GIVEN EXERCISE:
Filter the records below and copy every line containing the word "Book".

Stored data
★ ★ ★

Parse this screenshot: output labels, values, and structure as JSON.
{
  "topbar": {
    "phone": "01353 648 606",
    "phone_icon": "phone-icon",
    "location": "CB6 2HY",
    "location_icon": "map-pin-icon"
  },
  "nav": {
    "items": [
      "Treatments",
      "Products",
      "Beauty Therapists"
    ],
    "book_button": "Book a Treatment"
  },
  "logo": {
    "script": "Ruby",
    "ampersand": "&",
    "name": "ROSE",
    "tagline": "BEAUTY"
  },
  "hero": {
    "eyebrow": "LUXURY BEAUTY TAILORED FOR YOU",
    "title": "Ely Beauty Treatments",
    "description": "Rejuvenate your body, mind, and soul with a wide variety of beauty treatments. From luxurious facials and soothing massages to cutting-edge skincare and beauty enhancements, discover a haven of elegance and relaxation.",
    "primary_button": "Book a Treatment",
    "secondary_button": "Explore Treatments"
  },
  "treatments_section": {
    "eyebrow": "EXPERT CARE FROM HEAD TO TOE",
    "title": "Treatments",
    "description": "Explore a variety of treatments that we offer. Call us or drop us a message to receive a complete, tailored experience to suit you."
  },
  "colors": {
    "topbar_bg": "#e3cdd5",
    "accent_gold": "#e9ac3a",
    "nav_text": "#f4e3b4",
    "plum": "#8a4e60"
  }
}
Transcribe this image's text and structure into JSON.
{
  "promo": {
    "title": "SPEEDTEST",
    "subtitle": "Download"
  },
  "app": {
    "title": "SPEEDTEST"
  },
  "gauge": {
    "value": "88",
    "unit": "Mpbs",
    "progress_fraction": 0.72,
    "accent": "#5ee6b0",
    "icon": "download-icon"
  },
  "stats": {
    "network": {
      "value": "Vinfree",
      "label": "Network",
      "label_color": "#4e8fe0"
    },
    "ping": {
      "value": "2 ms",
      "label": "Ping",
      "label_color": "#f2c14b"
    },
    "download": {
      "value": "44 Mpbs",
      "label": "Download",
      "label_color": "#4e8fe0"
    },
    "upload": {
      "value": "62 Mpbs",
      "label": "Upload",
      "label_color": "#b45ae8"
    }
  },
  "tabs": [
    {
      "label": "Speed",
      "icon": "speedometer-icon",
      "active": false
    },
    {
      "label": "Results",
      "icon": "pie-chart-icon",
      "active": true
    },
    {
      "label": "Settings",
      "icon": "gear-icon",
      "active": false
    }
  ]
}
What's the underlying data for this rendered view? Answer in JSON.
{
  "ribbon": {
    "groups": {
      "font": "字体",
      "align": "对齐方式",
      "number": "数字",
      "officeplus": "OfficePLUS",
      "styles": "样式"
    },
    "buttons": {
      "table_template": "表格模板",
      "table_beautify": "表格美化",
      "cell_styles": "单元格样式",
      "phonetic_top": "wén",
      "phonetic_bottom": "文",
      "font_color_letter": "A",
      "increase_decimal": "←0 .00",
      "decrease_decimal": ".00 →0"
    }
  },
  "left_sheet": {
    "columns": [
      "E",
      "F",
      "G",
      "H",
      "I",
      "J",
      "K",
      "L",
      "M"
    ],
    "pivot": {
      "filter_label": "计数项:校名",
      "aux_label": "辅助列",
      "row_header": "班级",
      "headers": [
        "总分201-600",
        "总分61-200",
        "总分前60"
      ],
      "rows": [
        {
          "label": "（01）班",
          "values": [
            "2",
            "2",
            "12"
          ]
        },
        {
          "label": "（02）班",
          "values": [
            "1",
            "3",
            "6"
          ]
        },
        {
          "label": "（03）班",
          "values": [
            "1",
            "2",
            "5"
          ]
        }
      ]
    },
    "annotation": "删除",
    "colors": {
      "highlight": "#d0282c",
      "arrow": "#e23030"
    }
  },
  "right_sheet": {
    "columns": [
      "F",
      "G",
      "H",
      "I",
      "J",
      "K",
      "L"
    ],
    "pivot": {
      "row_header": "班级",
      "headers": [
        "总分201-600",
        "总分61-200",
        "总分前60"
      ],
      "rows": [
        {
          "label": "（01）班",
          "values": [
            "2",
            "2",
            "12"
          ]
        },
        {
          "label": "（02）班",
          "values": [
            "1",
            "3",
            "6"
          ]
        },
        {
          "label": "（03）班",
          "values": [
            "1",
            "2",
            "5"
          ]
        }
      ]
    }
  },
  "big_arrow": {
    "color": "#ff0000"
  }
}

★ ★ ★

PROBLEM SOLUTION:
    "book_button": "Book a Treatment"
    "primary_button": "Book a Treatment",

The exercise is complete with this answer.